◆ **Exercise details**:
Find the lines of data that contain the string "media", then list them.

== Dataset records ==

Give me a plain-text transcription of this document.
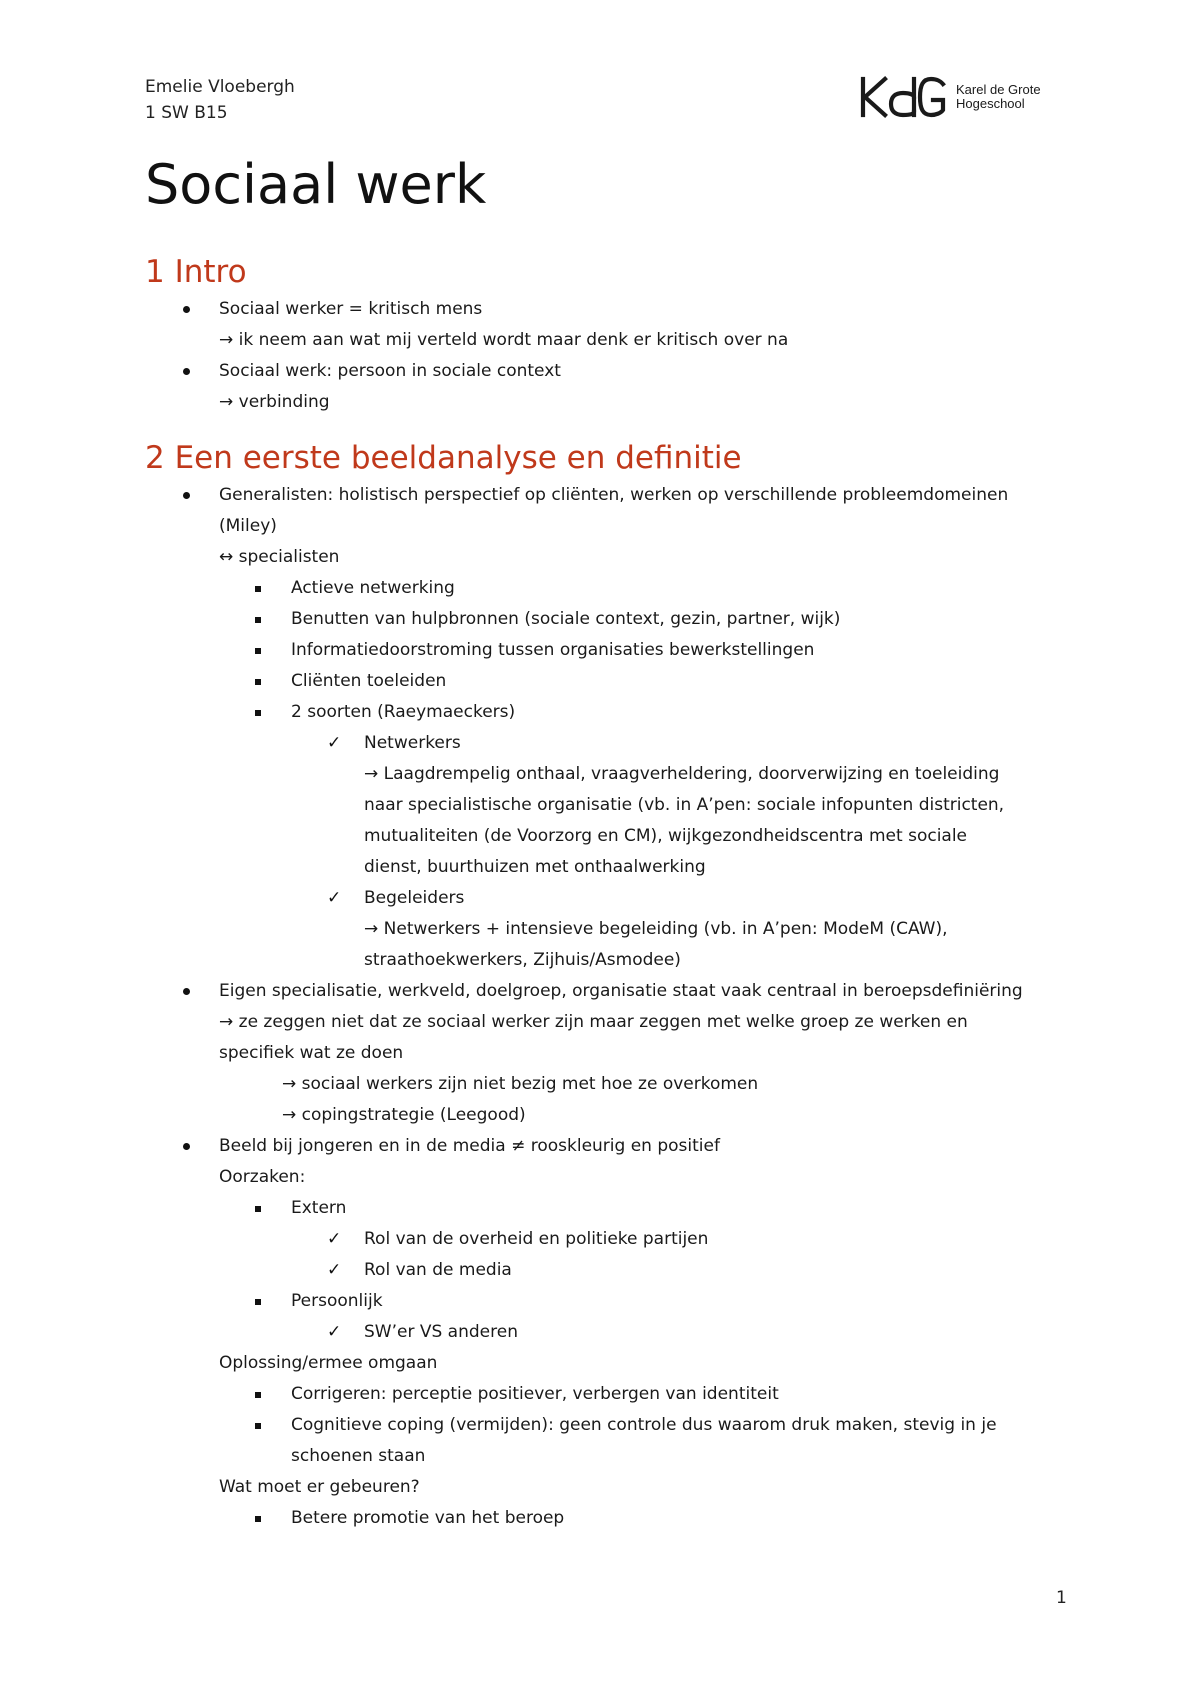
Emelie Vloebergh
1 SW B15
Karel de Grote
Hogeschool
Sociaal werk
1 Intro
Sociaal werker = kritisch mens
→ ik neem aan wat mij verteld wordt maar denk er kritisch over na
Sociaal werk: persoon in sociale context
→ verbinding
2 Een eerste beeldanalyse en definitie
Generalisten: holistisch perspectief op cliënten, werken op verschillende probleemdomeinen
(Miley)
↔ specialisten
Actieve netwerking
Benutten van hulpbronnen (sociale context, gezin, partner, wijk)
Informatiedoorstroming tussen organisaties bewerkstellingen
Cliënten toeleiden
2 soorten (Raeymaeckers)
✓ Netwerkers
→ Laagdrempelig onthaal, vraagverheldering, doorverwijzing en toeleiding
naar specialistische organisatie (vb. in A’pen: sociale infopunten districten,
mutualiteiten (de Voorzorg en CM), wijkgezondheidscentra met sociale
dienst, buurthuizen met onthaalwerking
✓ Begeleiders
→ Netwerkers + intensieve begeleiding (vb. in A’pen: ModeM (CAW),
straathoekwerkers, Zijhuis/Asmodee)
Eigen specialisatie, werkveld, doelgroep, organisatie staat vaak centraal in beroepsdefiniëring
→ ze zeggen niet dat ze sociaal werker zijn maar zeggen met welke groep ze werken en
specifiek wat ze doen
→ sociaal werkers zijn niet bezig met hoe ze overkomen
→ copingstrategie (Leegood)
Beeld bij jongeren en in de media ≠ rooskleurig en positief
Oorzaken:
Extern
✓ Rol van de overheid en politieke partijen
✓ Rol van de media
Persoonlijk
✓ SW’er VS anderen
Oplossing/ermee omgaan
Corrigeren: perceptie positiever, verbergen van identiteit
Cognitieve coping (vermijden): geen controle dus waarom druk maken, stevig in je
schoenen staan
Wat moet er gebeuren?
Betere promotie van het beroep
1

===

◆ **Complete answer**:
Beeld bij jongeren en in de media ≠ rooskleurig en positief
✓ Rol van de media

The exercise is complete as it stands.